*Dataset content*:
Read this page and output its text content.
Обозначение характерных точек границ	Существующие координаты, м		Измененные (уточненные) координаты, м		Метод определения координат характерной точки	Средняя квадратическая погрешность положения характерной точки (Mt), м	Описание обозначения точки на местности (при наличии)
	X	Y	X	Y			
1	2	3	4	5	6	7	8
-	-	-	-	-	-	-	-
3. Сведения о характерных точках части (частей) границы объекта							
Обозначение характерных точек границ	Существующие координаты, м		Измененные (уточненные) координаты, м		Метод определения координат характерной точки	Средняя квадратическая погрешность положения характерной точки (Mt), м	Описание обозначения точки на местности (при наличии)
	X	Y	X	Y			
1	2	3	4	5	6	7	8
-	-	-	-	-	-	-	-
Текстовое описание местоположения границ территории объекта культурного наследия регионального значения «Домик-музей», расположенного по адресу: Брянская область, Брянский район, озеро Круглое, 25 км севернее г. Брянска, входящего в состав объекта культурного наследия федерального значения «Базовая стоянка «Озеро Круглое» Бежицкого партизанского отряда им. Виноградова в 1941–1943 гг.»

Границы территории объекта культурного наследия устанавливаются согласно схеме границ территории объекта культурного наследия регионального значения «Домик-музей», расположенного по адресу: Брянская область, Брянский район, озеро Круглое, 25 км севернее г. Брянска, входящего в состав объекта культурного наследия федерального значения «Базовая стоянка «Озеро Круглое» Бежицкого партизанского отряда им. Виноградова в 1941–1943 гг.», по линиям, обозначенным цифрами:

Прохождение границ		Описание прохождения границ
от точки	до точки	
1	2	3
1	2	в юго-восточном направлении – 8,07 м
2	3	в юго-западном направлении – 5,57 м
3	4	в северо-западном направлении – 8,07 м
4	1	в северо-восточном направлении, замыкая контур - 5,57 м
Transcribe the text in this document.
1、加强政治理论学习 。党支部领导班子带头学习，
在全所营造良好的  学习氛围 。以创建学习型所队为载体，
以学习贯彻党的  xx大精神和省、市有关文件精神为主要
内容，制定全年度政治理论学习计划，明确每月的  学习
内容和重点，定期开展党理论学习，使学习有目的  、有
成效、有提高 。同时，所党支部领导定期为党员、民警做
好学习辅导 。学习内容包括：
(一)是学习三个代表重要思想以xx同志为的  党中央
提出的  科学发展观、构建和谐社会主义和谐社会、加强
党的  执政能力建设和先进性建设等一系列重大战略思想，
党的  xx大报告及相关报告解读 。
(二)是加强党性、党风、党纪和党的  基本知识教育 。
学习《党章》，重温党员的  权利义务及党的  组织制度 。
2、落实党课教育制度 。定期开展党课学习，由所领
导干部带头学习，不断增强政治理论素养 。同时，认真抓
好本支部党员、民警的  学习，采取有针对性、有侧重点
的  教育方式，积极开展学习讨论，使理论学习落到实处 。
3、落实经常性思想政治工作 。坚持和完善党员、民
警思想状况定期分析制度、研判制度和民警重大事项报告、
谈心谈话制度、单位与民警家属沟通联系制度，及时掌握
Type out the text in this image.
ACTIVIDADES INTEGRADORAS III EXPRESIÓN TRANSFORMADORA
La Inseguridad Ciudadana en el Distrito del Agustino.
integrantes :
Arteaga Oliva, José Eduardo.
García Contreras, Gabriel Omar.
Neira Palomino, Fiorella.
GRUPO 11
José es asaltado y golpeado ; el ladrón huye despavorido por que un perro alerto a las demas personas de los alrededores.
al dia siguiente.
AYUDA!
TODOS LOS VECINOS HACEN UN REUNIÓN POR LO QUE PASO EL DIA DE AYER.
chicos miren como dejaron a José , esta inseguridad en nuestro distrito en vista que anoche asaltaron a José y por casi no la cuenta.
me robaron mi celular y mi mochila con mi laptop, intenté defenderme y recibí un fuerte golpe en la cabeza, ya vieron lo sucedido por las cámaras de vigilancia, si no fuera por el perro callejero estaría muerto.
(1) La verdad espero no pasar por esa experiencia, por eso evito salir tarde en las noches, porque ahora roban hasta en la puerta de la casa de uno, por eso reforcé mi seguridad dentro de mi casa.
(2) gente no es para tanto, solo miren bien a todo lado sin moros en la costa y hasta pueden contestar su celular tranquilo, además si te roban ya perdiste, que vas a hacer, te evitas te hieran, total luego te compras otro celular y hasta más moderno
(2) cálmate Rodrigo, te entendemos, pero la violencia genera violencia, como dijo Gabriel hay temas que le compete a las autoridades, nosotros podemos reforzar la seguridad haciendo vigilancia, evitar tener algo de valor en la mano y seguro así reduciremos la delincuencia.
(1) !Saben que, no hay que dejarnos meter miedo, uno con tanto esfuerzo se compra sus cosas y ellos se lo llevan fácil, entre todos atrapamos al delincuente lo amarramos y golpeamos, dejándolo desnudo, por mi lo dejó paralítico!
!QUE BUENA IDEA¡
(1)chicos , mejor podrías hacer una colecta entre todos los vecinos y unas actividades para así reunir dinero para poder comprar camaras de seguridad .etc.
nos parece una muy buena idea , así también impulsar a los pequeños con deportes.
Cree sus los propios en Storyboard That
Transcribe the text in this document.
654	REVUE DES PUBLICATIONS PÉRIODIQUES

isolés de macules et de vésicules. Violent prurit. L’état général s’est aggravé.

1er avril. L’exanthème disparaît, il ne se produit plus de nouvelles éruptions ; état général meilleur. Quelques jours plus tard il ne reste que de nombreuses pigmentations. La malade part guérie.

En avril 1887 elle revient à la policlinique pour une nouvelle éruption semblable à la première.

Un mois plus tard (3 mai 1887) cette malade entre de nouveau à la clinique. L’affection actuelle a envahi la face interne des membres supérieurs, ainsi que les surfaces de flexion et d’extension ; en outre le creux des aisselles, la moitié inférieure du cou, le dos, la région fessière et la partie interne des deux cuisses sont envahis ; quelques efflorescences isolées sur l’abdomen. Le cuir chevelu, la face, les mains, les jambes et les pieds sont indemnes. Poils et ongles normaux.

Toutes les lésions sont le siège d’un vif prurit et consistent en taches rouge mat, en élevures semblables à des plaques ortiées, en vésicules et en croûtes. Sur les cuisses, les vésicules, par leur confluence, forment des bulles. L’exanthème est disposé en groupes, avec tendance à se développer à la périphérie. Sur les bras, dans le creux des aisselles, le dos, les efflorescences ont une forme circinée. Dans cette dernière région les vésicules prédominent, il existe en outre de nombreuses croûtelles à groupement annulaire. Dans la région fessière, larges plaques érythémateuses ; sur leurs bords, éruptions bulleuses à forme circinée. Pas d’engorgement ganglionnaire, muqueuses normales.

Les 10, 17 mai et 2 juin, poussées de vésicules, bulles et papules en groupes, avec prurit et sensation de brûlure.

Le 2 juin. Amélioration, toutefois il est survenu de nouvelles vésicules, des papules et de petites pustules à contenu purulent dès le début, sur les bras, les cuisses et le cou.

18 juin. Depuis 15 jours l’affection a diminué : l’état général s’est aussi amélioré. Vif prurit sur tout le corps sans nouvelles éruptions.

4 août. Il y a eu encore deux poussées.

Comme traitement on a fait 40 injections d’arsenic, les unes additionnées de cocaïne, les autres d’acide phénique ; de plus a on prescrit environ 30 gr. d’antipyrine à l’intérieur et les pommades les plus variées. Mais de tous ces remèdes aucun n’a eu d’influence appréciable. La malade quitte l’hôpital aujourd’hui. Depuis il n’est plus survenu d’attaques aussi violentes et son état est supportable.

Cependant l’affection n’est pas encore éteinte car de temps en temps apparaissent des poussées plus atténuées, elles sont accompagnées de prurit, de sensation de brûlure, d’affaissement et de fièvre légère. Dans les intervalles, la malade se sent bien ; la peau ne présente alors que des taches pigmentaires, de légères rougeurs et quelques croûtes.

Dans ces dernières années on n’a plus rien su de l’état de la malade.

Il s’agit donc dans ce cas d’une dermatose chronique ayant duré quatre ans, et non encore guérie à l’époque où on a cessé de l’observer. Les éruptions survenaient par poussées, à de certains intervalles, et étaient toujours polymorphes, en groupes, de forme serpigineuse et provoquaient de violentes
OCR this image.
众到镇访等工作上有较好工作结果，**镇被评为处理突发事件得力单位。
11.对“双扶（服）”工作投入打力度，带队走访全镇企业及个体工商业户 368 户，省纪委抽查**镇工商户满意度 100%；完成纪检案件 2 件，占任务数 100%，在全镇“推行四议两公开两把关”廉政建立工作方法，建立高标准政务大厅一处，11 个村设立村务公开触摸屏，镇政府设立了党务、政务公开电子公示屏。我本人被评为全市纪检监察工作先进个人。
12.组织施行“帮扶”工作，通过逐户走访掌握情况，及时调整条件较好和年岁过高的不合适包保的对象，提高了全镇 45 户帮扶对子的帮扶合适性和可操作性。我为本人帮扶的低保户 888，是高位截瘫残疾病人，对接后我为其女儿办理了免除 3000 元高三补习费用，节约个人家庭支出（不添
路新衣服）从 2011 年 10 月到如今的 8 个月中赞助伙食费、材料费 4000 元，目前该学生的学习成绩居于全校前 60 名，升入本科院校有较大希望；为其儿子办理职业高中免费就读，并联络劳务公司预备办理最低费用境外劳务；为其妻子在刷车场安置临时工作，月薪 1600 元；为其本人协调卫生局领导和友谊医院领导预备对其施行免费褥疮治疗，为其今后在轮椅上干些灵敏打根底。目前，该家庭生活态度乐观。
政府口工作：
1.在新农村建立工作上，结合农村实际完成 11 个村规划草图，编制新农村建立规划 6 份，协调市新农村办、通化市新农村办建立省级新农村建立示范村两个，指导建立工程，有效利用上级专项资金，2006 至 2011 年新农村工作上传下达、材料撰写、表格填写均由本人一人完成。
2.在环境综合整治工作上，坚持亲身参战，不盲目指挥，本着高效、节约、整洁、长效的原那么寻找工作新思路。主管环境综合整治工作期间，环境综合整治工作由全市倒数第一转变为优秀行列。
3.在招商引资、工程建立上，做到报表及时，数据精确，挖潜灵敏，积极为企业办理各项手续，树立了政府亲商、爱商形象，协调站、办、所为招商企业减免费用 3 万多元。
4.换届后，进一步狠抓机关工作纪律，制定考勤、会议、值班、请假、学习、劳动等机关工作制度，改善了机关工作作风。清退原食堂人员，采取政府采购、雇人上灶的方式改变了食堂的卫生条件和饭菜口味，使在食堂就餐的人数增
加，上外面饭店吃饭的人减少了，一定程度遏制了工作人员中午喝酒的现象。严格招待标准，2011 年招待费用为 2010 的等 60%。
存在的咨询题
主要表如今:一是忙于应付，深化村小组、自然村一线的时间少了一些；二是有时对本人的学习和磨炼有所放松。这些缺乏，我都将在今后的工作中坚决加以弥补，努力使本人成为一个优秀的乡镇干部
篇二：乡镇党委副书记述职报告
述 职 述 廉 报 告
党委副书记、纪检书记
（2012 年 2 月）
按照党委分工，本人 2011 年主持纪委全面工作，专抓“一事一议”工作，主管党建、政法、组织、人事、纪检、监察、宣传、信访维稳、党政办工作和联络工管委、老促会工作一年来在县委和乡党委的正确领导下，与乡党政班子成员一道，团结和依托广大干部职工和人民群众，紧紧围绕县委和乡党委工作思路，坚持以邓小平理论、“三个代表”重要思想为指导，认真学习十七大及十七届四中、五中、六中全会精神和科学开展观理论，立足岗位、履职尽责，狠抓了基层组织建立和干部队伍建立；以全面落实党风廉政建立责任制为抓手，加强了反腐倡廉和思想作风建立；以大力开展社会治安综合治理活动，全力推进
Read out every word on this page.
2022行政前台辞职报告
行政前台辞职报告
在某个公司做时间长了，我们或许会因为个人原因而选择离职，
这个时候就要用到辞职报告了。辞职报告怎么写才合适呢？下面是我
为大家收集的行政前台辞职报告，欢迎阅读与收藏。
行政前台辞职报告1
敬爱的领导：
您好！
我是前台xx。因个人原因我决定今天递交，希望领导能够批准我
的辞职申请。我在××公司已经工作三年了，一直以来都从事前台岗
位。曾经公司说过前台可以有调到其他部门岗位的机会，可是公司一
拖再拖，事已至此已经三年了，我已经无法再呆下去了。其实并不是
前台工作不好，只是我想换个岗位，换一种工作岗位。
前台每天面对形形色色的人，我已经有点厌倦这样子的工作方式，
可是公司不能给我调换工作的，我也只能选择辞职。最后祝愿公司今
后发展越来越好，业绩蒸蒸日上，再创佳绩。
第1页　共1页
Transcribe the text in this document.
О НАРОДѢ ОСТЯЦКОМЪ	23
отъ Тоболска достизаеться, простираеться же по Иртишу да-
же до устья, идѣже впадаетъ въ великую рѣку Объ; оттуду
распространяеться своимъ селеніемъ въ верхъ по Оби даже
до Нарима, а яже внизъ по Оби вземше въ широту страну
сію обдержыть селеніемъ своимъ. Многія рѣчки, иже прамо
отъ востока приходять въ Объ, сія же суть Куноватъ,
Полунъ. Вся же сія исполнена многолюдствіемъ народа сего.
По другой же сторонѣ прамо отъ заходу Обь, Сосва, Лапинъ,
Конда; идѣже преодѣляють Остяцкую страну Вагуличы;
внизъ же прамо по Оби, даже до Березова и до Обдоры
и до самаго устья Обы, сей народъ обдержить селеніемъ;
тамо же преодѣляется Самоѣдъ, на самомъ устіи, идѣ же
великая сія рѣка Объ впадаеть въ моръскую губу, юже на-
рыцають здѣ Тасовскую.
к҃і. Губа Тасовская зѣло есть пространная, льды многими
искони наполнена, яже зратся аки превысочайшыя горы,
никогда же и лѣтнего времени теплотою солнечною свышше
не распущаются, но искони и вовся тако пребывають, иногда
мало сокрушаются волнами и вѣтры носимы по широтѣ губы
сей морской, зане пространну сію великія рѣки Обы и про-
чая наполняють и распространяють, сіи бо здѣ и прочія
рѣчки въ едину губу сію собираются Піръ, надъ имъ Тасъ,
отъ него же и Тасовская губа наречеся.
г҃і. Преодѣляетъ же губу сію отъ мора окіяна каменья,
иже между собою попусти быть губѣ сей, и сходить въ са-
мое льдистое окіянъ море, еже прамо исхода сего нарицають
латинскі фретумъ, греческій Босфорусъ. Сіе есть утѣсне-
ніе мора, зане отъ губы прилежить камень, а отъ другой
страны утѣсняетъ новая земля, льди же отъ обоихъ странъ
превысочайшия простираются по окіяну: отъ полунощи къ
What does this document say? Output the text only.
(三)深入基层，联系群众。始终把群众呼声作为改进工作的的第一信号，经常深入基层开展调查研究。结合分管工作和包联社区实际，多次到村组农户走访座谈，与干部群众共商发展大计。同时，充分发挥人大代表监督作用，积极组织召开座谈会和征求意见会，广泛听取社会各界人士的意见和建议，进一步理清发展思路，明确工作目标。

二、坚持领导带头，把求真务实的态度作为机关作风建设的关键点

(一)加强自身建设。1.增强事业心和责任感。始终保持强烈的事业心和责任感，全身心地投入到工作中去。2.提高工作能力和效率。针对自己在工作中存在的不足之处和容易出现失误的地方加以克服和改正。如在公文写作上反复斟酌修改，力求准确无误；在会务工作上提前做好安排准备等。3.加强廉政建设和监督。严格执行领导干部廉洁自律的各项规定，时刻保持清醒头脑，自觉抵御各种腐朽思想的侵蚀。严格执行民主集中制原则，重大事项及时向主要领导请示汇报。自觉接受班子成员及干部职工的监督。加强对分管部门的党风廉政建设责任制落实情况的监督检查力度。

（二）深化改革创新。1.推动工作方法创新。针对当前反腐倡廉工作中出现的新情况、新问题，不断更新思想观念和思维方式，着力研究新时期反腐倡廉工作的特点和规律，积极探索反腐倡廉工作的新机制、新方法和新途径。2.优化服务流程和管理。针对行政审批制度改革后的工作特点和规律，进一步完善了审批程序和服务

*What is required*: On how many lines does the word "como" appear? Answer with only the number.

*The result*: 2